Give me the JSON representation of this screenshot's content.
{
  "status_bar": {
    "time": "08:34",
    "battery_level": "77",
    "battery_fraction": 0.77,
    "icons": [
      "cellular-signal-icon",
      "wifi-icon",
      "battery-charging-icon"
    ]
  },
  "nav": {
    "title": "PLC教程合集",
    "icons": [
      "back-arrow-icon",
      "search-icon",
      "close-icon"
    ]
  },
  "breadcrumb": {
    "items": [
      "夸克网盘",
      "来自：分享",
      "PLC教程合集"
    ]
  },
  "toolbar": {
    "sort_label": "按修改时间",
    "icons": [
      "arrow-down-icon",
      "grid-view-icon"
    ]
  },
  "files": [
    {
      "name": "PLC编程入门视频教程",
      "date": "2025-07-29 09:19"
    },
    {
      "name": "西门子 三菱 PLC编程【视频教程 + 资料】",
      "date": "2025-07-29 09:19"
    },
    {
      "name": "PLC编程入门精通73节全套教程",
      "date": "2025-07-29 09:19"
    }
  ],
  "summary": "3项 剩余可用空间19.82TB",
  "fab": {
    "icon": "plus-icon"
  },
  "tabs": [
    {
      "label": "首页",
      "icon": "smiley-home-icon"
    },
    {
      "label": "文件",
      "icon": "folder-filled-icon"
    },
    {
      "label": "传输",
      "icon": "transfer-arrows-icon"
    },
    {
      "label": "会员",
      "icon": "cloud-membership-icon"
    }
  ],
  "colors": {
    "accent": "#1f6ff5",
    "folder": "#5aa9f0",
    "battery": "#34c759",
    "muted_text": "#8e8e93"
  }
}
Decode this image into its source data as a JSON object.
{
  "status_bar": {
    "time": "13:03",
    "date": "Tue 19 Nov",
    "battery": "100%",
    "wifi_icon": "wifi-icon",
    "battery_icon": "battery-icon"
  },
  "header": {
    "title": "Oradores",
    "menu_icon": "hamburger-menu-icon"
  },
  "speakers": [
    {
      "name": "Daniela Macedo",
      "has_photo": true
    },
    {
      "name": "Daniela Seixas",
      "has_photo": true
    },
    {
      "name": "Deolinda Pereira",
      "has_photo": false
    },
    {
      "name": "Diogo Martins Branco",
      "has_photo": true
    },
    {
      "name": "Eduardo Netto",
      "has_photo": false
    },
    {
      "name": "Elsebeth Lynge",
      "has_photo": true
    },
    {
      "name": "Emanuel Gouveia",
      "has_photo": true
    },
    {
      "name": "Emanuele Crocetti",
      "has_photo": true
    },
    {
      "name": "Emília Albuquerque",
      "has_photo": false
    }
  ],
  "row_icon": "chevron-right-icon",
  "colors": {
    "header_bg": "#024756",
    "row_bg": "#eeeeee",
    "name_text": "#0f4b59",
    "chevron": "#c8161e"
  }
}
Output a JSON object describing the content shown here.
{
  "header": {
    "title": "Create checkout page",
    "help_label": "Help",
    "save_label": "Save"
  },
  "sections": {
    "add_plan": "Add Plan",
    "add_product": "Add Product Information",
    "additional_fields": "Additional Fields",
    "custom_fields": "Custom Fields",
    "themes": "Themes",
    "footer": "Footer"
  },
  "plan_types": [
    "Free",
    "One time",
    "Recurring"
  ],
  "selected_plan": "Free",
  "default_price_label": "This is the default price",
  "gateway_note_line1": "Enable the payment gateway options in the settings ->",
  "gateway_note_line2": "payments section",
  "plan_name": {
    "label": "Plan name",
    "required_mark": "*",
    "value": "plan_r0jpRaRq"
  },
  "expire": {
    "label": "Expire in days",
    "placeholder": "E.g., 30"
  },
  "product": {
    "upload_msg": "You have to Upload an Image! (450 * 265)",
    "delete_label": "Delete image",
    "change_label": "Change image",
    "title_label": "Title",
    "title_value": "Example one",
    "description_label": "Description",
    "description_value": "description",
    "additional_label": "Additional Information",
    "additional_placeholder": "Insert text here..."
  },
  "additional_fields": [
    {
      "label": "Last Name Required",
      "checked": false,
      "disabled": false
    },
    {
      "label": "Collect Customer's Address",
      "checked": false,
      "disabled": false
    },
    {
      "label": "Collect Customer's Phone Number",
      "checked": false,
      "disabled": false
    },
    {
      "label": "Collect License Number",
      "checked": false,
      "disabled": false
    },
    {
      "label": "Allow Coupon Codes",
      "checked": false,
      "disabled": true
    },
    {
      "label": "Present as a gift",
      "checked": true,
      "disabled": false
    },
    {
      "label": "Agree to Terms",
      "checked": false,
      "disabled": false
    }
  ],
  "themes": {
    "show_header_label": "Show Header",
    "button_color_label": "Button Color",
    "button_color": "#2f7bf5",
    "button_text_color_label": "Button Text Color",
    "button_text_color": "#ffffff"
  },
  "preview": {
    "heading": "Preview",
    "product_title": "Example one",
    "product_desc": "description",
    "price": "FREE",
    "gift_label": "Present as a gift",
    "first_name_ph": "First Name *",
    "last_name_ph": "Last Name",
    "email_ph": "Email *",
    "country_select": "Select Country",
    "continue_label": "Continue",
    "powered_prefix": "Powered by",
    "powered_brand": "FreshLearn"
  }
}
***
## WORK TO DO
Go through the material and select each line with the string "price" in it.

## OUTPUT OF THE EXERCISE
  "default_price_label": "This is the default price",
    "price": "FREE",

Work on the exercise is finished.